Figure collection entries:
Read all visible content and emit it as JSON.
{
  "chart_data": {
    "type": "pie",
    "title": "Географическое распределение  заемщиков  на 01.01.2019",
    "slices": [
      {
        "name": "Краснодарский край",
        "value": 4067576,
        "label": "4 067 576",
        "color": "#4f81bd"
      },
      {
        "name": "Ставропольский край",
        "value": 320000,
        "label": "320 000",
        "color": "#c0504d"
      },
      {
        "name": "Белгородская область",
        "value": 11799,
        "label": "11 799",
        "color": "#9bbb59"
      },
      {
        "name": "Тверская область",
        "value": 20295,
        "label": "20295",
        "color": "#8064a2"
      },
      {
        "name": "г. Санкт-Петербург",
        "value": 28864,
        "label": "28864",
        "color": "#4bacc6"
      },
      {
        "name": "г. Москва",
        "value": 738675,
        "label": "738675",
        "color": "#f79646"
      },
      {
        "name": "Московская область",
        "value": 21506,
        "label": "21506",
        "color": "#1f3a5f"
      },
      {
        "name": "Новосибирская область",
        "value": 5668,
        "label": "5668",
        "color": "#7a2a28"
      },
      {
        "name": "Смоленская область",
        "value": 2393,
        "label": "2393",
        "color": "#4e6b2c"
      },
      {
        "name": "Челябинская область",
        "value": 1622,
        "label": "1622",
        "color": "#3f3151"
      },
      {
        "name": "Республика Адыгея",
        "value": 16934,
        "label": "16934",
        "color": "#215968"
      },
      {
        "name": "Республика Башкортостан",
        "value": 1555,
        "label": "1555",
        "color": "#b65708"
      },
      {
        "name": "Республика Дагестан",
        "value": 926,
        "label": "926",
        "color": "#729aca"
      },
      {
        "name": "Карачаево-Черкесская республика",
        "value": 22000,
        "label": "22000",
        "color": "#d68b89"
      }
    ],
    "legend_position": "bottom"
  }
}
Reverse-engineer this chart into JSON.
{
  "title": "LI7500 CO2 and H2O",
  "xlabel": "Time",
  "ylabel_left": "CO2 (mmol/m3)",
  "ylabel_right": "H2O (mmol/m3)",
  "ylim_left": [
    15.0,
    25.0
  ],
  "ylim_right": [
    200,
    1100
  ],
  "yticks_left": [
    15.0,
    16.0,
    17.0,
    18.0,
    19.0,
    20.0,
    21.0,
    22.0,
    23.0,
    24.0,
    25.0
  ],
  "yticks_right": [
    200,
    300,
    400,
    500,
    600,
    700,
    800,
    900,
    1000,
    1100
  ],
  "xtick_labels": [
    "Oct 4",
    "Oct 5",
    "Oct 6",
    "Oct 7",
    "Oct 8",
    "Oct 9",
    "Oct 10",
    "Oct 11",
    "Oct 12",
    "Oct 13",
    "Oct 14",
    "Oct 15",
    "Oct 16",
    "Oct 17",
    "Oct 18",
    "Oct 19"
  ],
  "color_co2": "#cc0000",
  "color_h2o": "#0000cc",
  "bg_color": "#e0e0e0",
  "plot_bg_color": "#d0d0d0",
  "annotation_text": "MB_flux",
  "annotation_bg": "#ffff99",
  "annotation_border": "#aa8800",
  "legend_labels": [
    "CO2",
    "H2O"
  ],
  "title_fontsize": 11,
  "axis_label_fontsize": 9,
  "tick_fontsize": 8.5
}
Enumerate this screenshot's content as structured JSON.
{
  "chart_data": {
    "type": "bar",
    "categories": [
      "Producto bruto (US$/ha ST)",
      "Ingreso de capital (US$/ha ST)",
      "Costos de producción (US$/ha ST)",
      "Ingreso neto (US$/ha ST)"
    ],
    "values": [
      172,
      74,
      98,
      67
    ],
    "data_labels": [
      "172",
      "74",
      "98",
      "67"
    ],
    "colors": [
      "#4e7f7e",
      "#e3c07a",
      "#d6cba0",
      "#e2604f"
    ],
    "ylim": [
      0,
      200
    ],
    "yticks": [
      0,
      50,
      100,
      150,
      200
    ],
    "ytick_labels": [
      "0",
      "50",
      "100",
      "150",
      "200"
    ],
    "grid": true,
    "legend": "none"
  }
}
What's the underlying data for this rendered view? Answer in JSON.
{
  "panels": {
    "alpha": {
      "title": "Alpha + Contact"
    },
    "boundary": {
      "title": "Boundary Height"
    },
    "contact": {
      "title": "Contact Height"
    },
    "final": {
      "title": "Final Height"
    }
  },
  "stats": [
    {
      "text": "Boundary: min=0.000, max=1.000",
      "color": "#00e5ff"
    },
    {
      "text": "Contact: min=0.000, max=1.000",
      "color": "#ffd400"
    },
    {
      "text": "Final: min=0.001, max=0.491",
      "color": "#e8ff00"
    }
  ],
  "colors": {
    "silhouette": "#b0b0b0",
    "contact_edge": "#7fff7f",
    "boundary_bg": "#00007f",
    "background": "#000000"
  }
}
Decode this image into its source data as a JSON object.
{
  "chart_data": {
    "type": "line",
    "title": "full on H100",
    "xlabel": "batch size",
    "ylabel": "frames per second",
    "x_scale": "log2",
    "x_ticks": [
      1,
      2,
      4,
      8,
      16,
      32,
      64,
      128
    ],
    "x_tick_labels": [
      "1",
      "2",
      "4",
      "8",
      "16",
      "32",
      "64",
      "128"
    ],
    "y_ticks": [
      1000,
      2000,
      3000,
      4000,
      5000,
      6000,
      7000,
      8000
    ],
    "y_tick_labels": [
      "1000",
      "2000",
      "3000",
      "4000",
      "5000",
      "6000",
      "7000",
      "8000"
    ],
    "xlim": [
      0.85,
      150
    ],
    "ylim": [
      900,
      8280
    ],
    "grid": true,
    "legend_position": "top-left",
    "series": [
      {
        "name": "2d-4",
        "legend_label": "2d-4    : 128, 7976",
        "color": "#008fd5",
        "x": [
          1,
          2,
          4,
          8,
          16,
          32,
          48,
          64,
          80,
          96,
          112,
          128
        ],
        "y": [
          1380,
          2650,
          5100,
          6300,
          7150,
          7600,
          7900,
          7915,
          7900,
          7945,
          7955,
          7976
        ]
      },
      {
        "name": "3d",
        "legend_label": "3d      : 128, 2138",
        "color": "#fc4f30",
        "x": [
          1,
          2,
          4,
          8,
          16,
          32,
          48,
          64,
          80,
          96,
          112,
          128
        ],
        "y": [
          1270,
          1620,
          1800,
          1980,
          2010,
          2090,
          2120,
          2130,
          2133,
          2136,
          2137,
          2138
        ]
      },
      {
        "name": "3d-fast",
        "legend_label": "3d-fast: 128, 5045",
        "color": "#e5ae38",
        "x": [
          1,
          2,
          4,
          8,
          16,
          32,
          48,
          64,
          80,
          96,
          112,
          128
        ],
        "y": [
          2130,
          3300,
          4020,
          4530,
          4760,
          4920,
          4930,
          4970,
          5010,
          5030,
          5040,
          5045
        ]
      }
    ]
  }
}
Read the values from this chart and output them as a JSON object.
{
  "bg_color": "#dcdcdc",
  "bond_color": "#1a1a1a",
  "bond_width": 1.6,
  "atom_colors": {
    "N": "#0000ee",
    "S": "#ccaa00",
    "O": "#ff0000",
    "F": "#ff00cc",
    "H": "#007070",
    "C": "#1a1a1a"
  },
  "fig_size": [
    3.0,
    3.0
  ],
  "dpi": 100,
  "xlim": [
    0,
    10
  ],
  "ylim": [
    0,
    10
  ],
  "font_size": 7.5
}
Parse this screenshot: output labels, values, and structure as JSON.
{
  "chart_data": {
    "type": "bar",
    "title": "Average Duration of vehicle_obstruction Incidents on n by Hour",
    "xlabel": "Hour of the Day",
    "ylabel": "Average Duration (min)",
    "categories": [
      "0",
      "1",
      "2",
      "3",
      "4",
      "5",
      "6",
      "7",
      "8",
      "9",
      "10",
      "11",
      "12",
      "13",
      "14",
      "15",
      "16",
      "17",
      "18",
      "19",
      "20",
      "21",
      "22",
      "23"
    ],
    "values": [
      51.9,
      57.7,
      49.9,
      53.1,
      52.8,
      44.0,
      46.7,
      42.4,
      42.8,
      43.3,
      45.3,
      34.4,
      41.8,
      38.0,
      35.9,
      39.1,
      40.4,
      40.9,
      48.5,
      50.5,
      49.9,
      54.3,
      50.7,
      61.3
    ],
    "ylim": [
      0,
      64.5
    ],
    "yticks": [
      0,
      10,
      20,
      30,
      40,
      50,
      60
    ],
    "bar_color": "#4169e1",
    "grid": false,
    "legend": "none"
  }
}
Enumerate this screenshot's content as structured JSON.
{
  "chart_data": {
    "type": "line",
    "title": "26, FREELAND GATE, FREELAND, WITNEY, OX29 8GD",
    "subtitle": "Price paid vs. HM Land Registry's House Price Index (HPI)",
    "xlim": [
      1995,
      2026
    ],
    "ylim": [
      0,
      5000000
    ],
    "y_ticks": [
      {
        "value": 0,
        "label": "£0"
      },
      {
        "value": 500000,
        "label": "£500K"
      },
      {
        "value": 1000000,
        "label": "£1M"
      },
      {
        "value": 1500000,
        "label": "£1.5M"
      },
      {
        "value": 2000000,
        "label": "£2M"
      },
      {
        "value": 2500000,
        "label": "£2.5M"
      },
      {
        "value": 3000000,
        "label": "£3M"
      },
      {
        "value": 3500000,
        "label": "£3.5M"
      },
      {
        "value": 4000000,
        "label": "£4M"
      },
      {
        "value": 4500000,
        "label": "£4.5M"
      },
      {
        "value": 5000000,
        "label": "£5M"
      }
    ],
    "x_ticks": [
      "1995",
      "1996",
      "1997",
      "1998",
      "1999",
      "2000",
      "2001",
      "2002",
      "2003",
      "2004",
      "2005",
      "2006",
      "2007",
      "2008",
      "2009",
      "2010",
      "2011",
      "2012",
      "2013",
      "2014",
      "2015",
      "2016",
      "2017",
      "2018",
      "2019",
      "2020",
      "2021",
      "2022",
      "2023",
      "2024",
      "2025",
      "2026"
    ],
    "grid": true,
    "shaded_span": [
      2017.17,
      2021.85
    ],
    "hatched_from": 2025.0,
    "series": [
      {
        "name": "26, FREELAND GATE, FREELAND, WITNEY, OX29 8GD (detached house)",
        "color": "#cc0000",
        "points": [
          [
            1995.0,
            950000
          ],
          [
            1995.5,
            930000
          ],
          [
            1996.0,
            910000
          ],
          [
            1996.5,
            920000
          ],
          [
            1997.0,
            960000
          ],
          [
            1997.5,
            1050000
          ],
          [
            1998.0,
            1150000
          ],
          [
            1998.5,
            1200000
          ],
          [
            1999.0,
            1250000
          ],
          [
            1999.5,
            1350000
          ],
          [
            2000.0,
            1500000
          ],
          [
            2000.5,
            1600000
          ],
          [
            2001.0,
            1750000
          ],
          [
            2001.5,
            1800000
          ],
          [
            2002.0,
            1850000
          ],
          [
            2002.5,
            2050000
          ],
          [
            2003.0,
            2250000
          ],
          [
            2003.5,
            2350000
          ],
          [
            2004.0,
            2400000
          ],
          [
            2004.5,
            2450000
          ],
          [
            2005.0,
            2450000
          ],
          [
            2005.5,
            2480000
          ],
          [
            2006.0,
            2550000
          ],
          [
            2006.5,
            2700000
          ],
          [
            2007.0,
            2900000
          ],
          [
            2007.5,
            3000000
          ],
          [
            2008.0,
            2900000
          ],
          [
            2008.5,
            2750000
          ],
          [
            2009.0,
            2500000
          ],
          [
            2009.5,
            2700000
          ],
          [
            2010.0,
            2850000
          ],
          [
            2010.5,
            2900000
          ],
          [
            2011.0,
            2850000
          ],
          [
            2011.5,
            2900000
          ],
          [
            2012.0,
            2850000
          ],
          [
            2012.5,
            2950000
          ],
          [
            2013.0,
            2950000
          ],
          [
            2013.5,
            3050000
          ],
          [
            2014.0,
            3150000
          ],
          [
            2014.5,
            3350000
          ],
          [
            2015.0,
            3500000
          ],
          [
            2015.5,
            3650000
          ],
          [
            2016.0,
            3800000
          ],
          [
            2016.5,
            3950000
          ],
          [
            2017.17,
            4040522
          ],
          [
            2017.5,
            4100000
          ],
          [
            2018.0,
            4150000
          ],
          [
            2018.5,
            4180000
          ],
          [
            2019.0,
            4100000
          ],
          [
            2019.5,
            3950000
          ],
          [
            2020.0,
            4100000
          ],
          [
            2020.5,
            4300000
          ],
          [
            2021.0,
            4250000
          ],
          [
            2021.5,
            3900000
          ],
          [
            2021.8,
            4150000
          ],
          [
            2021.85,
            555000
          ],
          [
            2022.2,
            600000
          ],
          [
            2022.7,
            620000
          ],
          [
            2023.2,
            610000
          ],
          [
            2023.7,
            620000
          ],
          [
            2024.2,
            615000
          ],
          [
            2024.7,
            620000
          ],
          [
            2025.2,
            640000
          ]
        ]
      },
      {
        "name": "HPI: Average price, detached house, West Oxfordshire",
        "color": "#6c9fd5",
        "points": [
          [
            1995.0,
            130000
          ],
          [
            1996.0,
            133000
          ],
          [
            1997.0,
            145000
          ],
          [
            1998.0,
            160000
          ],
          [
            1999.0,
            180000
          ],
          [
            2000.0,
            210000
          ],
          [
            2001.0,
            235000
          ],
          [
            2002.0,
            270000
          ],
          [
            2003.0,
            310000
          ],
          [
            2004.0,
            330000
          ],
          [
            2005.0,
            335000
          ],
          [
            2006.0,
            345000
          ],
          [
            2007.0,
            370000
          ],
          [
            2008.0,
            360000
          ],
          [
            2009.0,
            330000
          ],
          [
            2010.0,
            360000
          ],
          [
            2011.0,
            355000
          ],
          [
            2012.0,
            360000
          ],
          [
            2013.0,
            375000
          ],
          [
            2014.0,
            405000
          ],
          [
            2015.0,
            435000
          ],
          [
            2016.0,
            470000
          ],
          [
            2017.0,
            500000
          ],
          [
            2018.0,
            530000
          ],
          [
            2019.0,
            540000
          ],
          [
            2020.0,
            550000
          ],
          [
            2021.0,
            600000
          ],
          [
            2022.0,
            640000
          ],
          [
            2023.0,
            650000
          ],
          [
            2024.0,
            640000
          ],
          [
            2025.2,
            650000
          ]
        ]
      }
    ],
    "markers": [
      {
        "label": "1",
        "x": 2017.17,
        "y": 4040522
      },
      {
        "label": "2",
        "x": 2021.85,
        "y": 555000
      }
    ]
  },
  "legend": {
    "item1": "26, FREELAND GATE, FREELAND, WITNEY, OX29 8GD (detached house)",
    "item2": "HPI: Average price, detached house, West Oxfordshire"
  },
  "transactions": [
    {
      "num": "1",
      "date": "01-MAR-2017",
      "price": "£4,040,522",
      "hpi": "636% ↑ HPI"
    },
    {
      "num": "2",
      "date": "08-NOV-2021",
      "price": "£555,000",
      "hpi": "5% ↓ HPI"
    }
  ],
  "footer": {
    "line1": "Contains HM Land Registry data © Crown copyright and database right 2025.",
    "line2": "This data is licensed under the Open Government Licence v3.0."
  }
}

- PROBLEM TO SOLVE
How many lines in the records hold the string "fast"? Reply with the number alone.

- TASK OUTPUT
2